*REQUEST:* Each line in the entries below that holds the string "Евгения" is to be listed.

--- EXERCISE MATERIALS ---

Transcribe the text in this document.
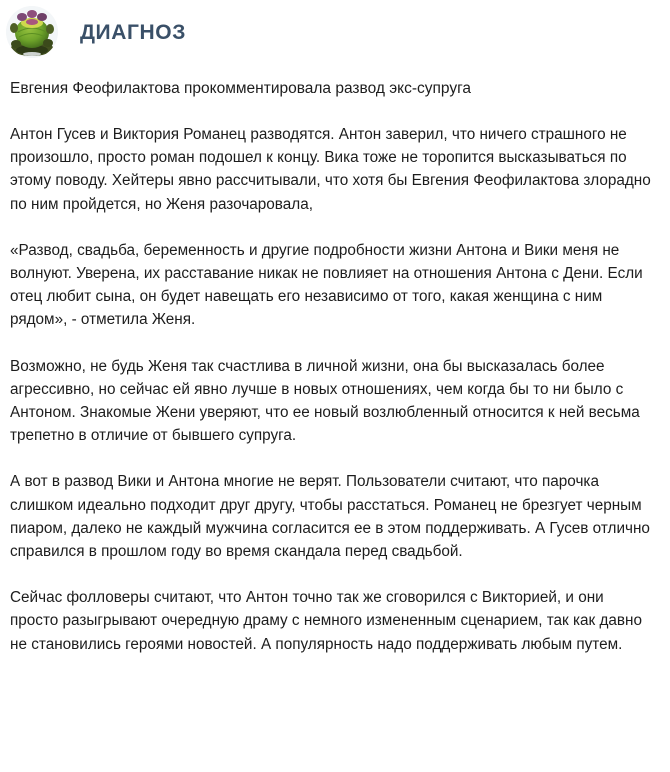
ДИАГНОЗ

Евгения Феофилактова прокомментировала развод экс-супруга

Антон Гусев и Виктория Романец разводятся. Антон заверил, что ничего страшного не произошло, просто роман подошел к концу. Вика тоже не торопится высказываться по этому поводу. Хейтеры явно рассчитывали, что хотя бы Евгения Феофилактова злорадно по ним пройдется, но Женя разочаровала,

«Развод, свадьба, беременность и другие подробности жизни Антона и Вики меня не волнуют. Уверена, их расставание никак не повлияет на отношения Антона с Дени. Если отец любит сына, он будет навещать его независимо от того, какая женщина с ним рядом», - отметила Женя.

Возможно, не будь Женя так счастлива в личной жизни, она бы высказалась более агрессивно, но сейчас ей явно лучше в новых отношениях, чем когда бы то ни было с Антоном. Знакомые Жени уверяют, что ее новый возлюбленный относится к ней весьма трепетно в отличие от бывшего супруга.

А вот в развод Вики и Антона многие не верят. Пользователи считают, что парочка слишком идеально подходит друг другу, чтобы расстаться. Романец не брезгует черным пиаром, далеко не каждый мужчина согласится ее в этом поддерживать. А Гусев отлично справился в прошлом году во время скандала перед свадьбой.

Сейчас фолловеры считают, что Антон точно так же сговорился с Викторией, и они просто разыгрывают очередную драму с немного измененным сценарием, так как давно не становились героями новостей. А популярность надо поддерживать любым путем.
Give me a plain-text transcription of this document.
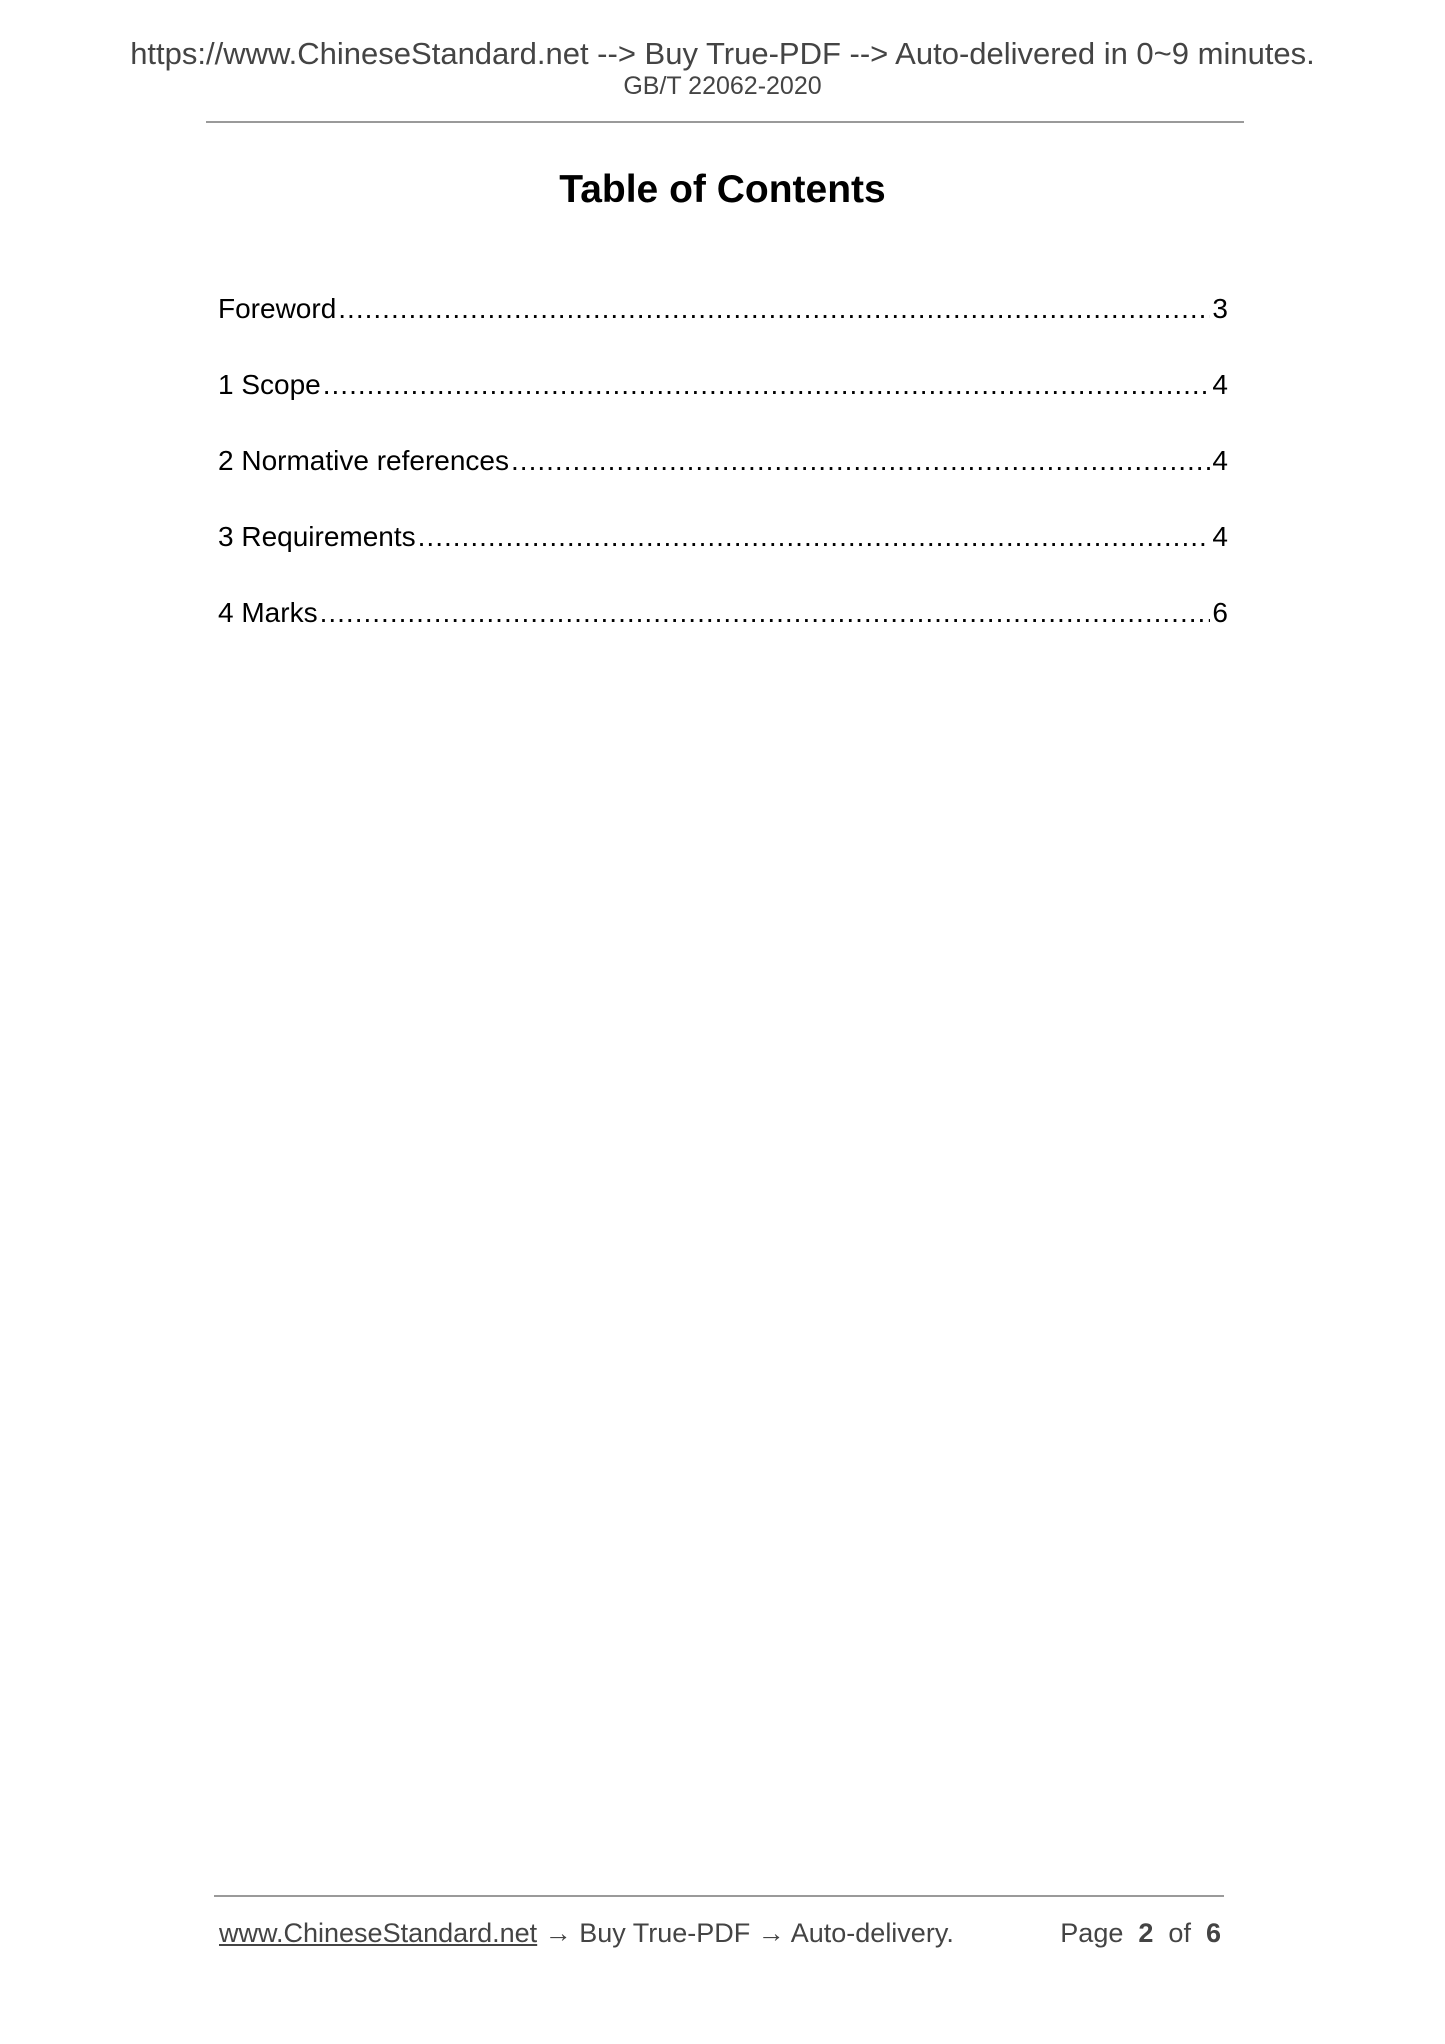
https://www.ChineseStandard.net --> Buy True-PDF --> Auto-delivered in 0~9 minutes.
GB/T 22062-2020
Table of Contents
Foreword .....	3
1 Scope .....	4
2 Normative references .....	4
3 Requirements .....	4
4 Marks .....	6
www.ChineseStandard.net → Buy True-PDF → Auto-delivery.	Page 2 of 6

---
--- EXERCISE MATERIALS ---

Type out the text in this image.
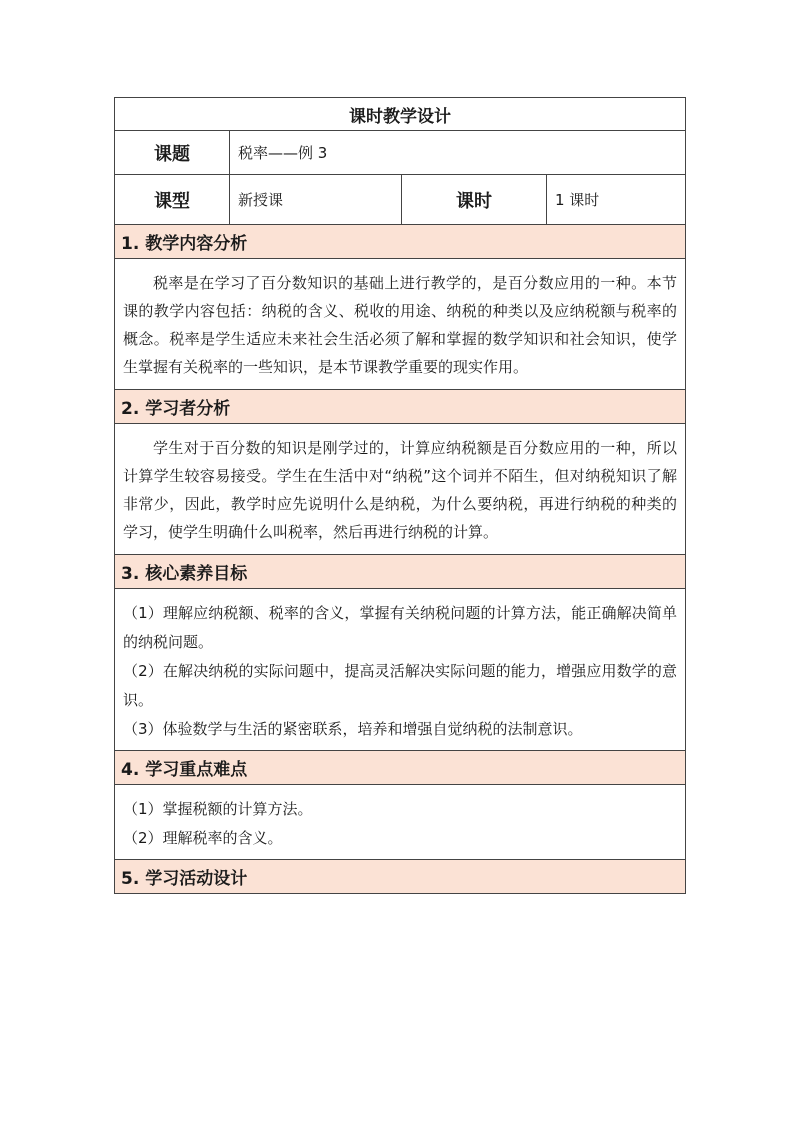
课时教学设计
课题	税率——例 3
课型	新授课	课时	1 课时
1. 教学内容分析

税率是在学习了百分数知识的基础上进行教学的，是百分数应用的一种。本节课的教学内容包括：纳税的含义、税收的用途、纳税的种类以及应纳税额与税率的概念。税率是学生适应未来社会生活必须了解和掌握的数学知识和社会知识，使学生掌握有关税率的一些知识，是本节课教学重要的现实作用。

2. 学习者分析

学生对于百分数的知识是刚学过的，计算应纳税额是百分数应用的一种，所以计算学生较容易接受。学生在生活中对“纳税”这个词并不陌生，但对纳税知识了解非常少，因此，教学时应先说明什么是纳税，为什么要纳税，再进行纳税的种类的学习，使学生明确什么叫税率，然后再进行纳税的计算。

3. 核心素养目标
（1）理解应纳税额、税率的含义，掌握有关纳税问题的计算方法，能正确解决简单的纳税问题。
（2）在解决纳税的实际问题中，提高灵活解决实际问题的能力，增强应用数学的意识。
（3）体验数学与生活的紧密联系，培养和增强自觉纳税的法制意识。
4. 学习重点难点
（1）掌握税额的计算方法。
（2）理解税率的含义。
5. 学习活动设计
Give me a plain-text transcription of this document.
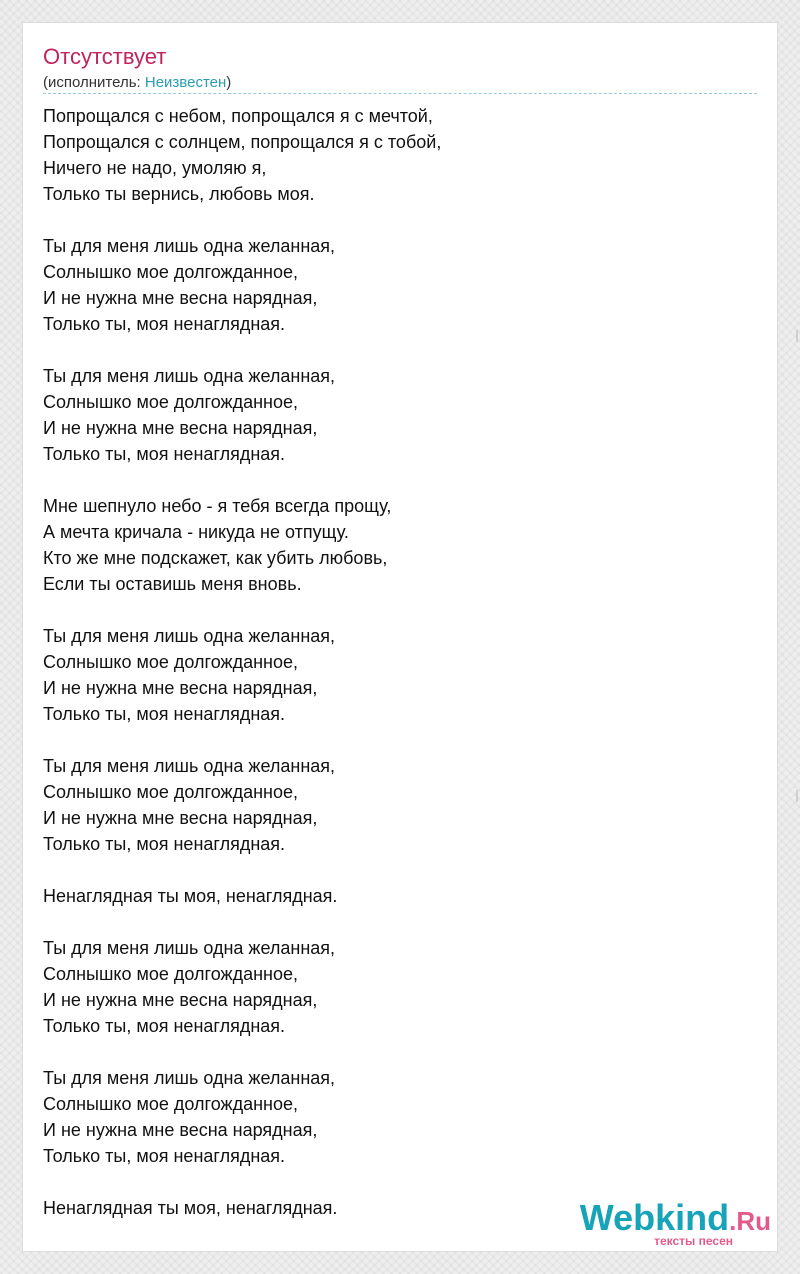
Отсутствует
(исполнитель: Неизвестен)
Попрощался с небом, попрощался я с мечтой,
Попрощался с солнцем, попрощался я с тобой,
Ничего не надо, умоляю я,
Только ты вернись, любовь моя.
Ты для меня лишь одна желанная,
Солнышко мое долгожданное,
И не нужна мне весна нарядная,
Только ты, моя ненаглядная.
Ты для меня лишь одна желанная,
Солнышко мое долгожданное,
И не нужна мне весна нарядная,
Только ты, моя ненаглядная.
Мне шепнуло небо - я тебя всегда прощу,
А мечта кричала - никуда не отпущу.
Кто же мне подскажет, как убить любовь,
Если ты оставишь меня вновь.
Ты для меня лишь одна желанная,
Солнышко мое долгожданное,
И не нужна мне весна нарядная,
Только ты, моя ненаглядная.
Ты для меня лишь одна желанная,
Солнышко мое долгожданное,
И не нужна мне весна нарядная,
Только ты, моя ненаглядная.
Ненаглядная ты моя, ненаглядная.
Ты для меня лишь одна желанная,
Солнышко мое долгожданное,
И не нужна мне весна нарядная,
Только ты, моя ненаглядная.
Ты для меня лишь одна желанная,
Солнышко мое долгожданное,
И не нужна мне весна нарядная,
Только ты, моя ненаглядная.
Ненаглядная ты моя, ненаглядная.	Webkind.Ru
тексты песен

---

*SOLUTION FOR THIS EXERCISE:*
Евгения Феофилактова прокомментировала развод экс-супруга
Антон Гусев и Виктория Романец разводятся. Антон заверил, что ничего страшного не произошло, просто роман подошел к концу. Вика тоже не торопится высказываться по этому поводу. Хейтеры явно рассчитывали, что хотя бы Евгения Феофилактова злорадно по ним пройдется, но Женя разочаровала,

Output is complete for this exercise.